▶ _Task description_: From the entries below, list each line with "Bremerhaven".

####

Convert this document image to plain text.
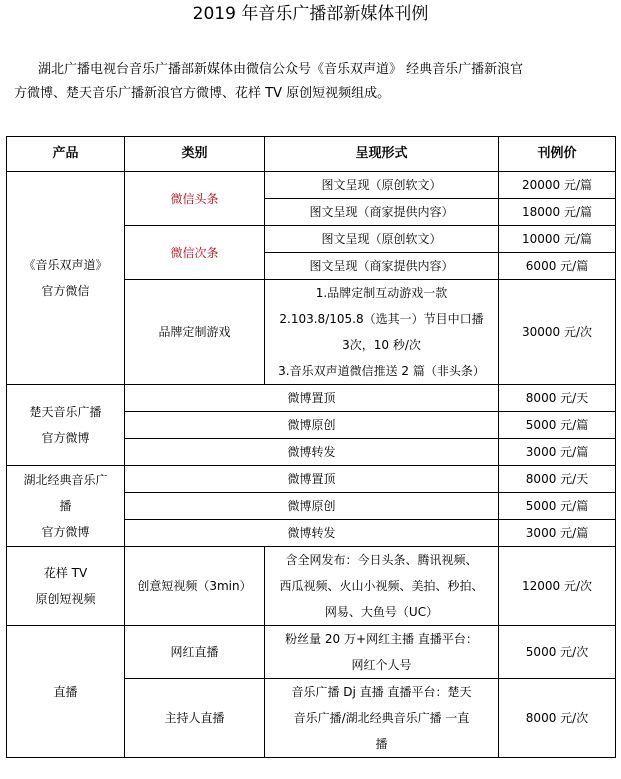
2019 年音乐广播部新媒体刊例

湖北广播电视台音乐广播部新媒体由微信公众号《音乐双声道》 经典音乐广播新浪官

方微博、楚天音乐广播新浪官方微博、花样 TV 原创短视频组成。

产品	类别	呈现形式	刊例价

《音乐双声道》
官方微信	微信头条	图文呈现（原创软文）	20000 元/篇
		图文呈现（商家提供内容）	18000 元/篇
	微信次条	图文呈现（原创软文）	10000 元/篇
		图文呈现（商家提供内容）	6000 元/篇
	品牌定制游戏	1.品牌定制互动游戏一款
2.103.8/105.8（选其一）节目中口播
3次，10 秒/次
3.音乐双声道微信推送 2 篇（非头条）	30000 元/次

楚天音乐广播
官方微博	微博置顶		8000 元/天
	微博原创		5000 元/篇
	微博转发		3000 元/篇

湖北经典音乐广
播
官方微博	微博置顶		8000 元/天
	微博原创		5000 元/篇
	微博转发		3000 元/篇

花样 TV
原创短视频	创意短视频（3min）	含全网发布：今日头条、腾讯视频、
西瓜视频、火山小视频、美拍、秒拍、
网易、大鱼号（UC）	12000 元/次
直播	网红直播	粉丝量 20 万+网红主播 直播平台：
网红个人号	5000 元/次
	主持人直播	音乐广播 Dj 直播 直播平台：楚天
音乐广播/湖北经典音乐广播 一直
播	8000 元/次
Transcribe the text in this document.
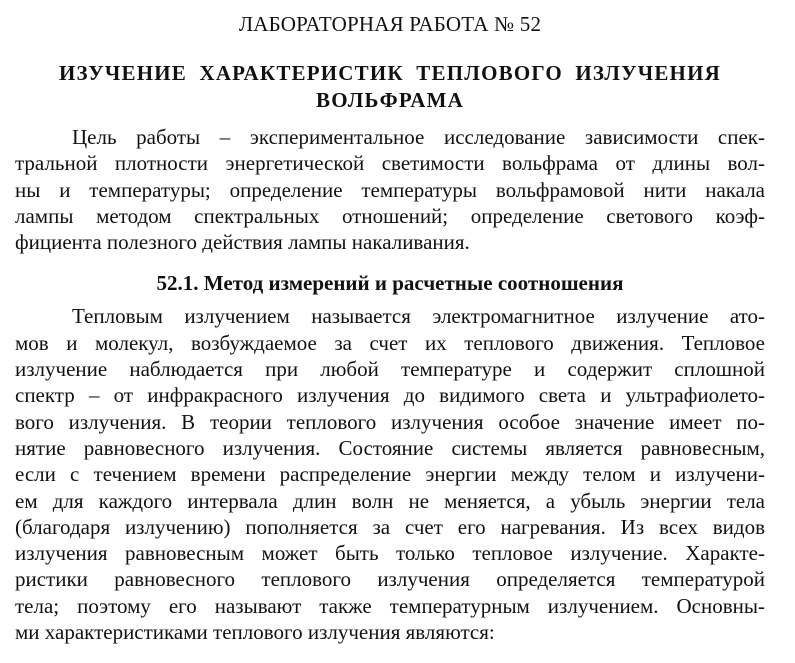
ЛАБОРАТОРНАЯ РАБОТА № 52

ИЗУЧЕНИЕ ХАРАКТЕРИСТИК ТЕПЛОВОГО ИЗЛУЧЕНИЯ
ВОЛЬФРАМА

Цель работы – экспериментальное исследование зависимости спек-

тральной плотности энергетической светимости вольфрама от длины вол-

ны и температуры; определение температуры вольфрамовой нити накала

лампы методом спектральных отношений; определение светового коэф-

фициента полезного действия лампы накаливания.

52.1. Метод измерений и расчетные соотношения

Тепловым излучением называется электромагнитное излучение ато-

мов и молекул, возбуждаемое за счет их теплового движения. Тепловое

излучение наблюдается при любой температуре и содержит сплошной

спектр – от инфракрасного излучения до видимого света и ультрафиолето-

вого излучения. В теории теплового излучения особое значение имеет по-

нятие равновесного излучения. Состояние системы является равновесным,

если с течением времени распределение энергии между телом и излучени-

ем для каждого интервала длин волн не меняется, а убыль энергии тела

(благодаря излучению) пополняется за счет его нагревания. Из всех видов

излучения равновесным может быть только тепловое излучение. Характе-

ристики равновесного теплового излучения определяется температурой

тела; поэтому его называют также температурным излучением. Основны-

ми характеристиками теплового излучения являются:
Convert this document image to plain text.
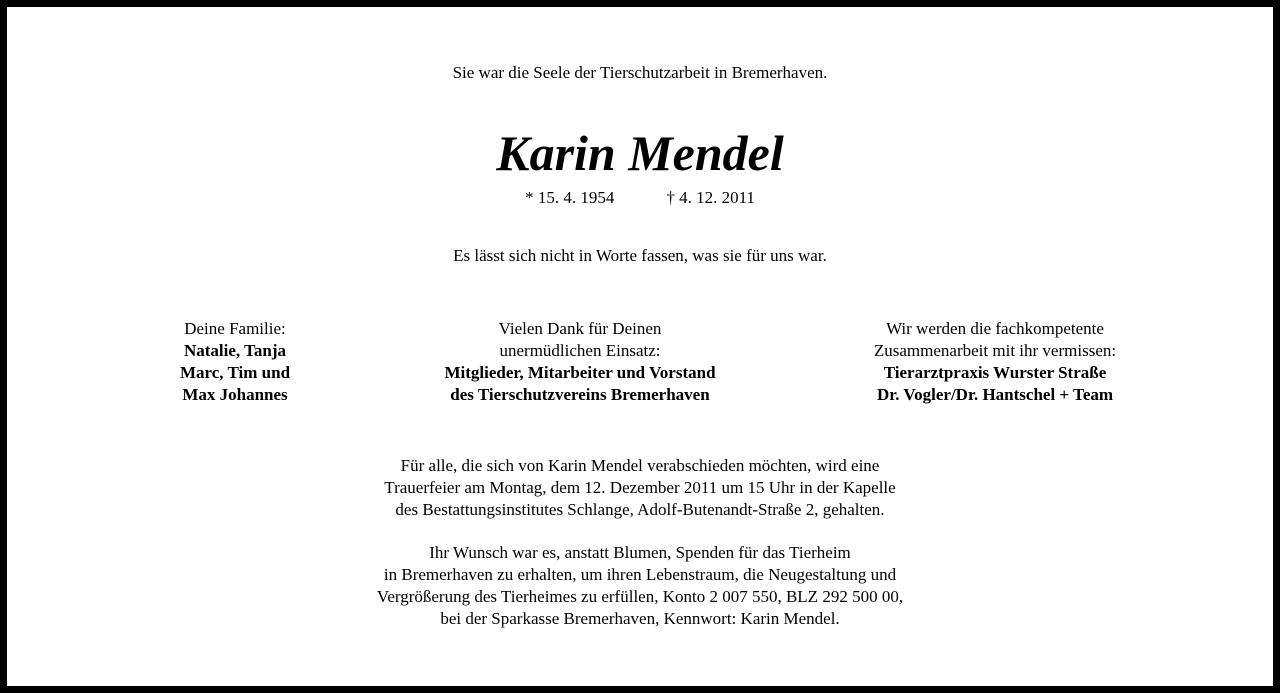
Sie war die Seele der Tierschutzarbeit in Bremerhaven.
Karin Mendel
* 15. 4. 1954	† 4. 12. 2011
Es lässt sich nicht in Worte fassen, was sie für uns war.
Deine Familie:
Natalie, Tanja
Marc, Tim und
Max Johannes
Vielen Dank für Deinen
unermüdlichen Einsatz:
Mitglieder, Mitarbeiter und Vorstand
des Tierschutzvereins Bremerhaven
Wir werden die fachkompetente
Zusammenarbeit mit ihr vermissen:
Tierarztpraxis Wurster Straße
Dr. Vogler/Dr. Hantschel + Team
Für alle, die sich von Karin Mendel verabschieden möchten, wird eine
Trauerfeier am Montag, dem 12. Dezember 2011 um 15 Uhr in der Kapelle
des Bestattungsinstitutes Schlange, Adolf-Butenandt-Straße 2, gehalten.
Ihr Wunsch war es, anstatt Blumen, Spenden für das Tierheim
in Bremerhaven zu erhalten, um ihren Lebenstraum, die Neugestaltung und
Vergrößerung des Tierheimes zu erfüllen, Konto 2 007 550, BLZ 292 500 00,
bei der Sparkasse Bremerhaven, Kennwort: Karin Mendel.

####

▶ _Task answer_:
Sie war die Seele der Tierschutzarbeit in Bremerhaven.
des Tierschutzvereins Bremerhaven
in Bremerhaven zu erhalten, um ihren Lebenstraum, die Neugestaltung und
bei der Sparkasse Bremerhaven, Kennwort: Karin Mendel.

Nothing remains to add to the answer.